_Given request_. State the number of lines below in which the word "Лазо" appears. Nothing else belongs in the answer.

_Data provided_.

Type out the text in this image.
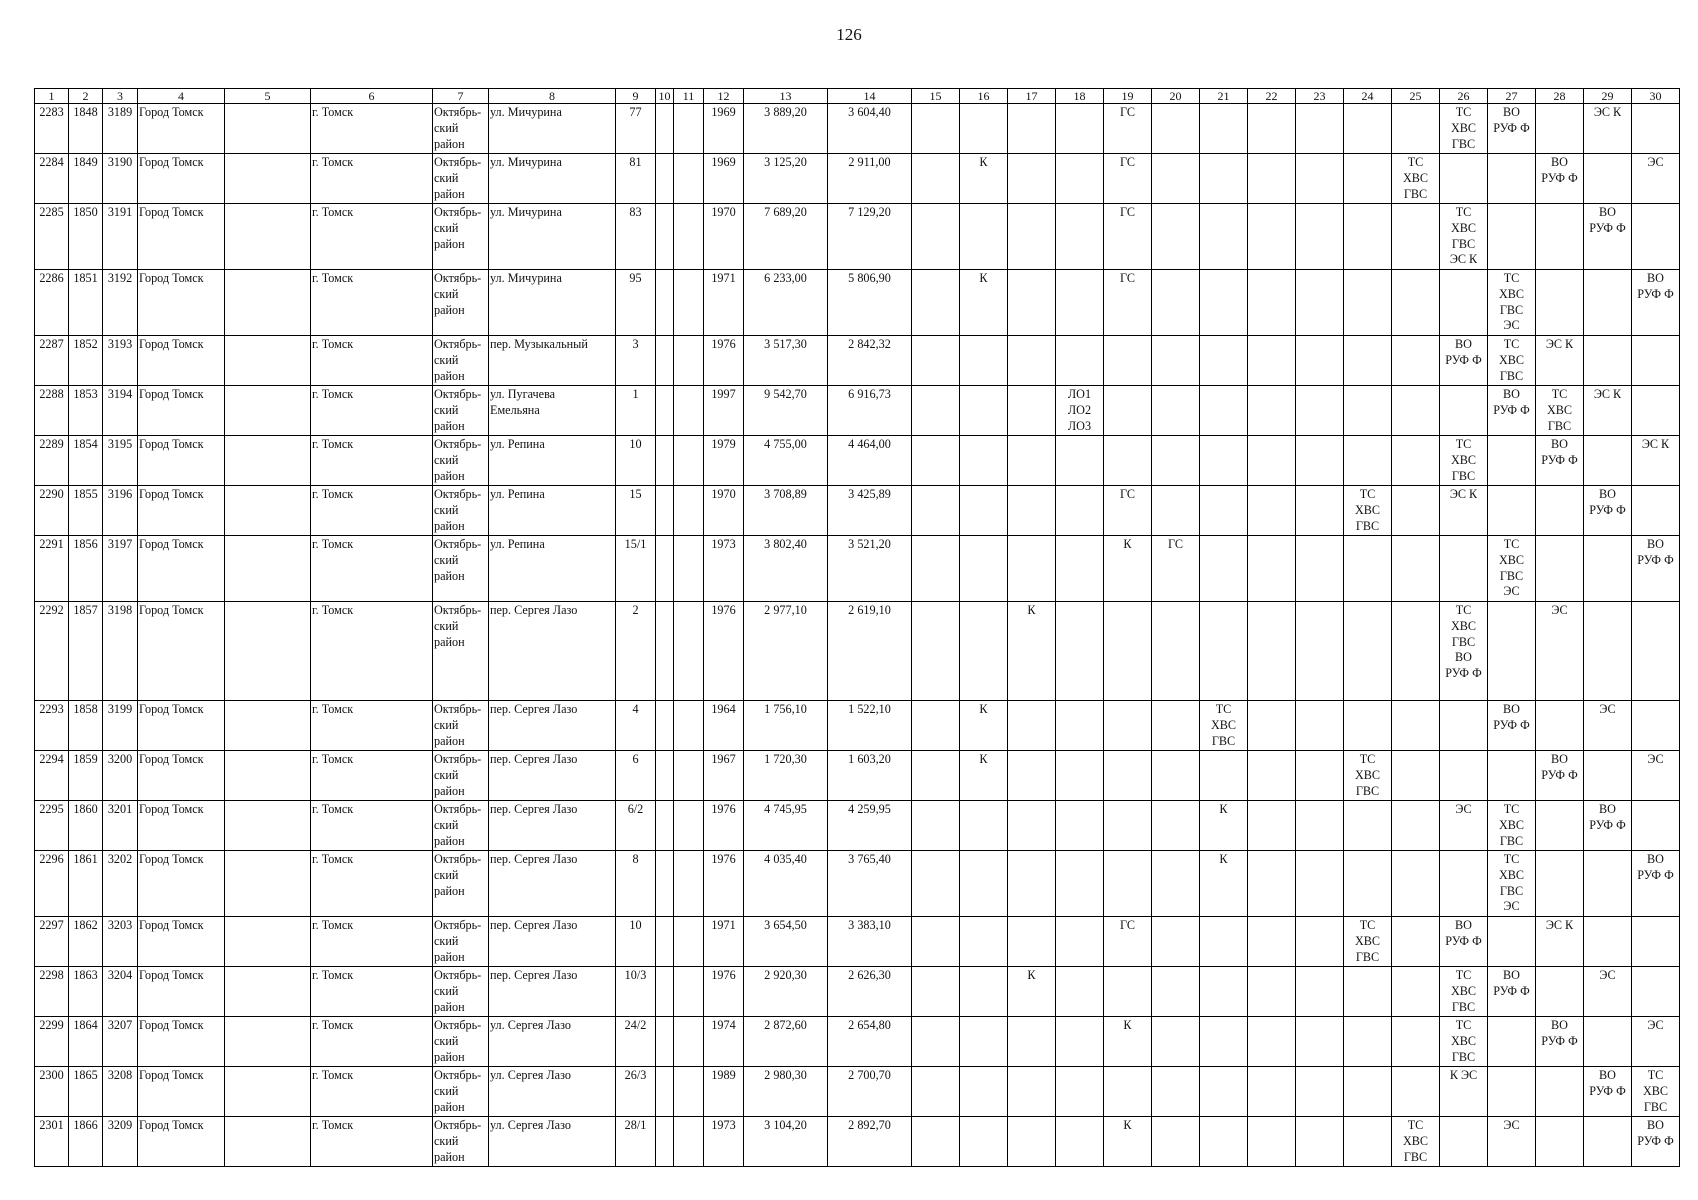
126
1	2	3	4	5	6	7	8	9	10	11	12	13	14	15	16	17	18	19	20	21	22	23	24	25	26	27	28	29	30
2283	1848	3189	Город Томск		г. Томск	Октябрь-
ский
район	ул. Мичурина	77			1969	3 889,20	3 604,40					ГС							ТС
ХВС
ГВС	ВО
РУФ Ф		ЭС К	
2284	1849	3190	Город Томск		г. Томск	Октябрь-
ский
район	ул. Мичурина	81			1969	3 125,20	2 911,00		К			ГС						ТС
ХВС
ГВС			ВО
РУФ Ф		ЭС
2285	1850	3191	Город Томск		г. Томск	Октябрь-
ский
район	ул. Мичурина	83			1970	7 689,20	7 129,20					ГС							ТС
ХВС
ГВС
ЭС К			ВО
РУФ Ф	
2286	1851	3192	Город Томск		г. Томск	Октябрь-
ский
район	ул. Мичурина	95			1971	6 233,00	5 806,90		К			ГС								ТС
ХВС
ГВС
ЭС			ВО
РУФ Ф
2287	1852	3193	Город Томск		г. Томск	Октябрь-
ский
район	пер. Музыкальный	3			1976	3 517,30	2 842,32												ВО
РУФ Ф	ТС
ХВС
ГВС	ЭС К		
2288	1853	3194	Город Томск		г. Томск	Октябрь-
ский
район	ул. Пугачева
Емельяна	1			1997	9 542,70	6 916,73				ЛО1
ЛО2
ЛО3									ВО
РУФ Ф	ТС
ХВС
ГВС	ЭС К	
2289	1854	3195	Город Томск		г. Томск	Октябрь-
ский
район	ул. Репина	10			1979	4 755,00	4 464,00												ТС
ХВС
ГВС		ВО
РУФ Ф		ЭС К
2290	1855	3196	Город Томск		г. Томск	Октябрь-
ский
район	ул. Репина	15			1970	3 708,89	3 425,89					ГС					ТС
ХВС
ГВС		ЭС К			ВО
РУФ Ф	
2291	1856	3197	Город Томск		г. Томск	Октябрь-
ский
район	ул. Репина	15/1			1973	3 802,40	3 521,20					К	ГС							ТС
ХВС
ГВС
ЭС			ВО
РУФ Ф
2292	1857	3198	Город Томск		г. Томск	Октябрь-
ский
район	пер. Сергея Лазо	2			1976	2 977,10	2 619,10			К									ТС
ХВС
ГВС
ВО
РУФ Ф		ЭС		
2293	1858	3199	Город Томск		г. Томск	Октябрь-
ский
район	пер. Сергея Лазо	4			1964	1 756,10	1 522,10		К					ТС
ХВС
ГВС						ВО
РУФ Ф		ЭС	
2294	1859	3200	Город Томск		г. Томск	Октябрь-
ский
район	пер. Сергея Лазо	6			1967	1 720,30	1 603,20		К								ТС
ХВС
ГВС				ВО
РУФ Ф		ЭС
2295	1860	3201	Город Томск		г. Томск	Октябрь-
ский
район	пер. Сергея Лазо	6/2			1976	4 745,95	4 259,95							К					ЭС	ТС
ХВС
ГВС		ВО
РУФ Ф	
2296	1861	3202	Город Томск		г. Томск	Октябрь-
ский
район	пер. Сергея Лазо	8			1976	4 035,40	3 765,40							К						ТС
ХВС
ГВС
ЭС			ВО
РУФ Ф
2297	1862	3203	Город Томск		г. Томск	Октябрь-
ский
район	пер. Сергея Лазо	10			1971	3 654,50	3 383,10					ГС					ТС
ХВС
ГВС		ВО
РУФ Ф		ЭС К		
2298	1863	3204	Город Томск		г. Томск	Октябрь-
ский
район	пер. Сергея Лазо	10/3			1976	2 920,30	2 626,30			К									ТС
ХВС
ГВС	ВО
РУФ Ф		ЭС	
2299	1864	3207	Город Томск		г. Томск	Октябрь-
ский
район	ул. Сергея Лазо	24/2			1974	2 872,60	2 654,80					К							ТС
ХВС
ГВС		ВО
РУФ Ф		ЭС
2300	1865	3208	Город Томск		г. Томск	Октябрь-
ский
район	ул. Сергея Лазо	26/3			1989	2 980,30	2 700,70												К ЭС			ВО
РУФ Ф	ТС
ХВС
ГВС
2301	1866	3209	Город Томск		г. Томск	Октябрь-
ский
район	ул. Сергея Лазо	28/1			1973	3 104,20	2 892,70					К						ТС
ХВС
ГВС		ЭС			ВО
РУФ Ф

_Correct response_. 10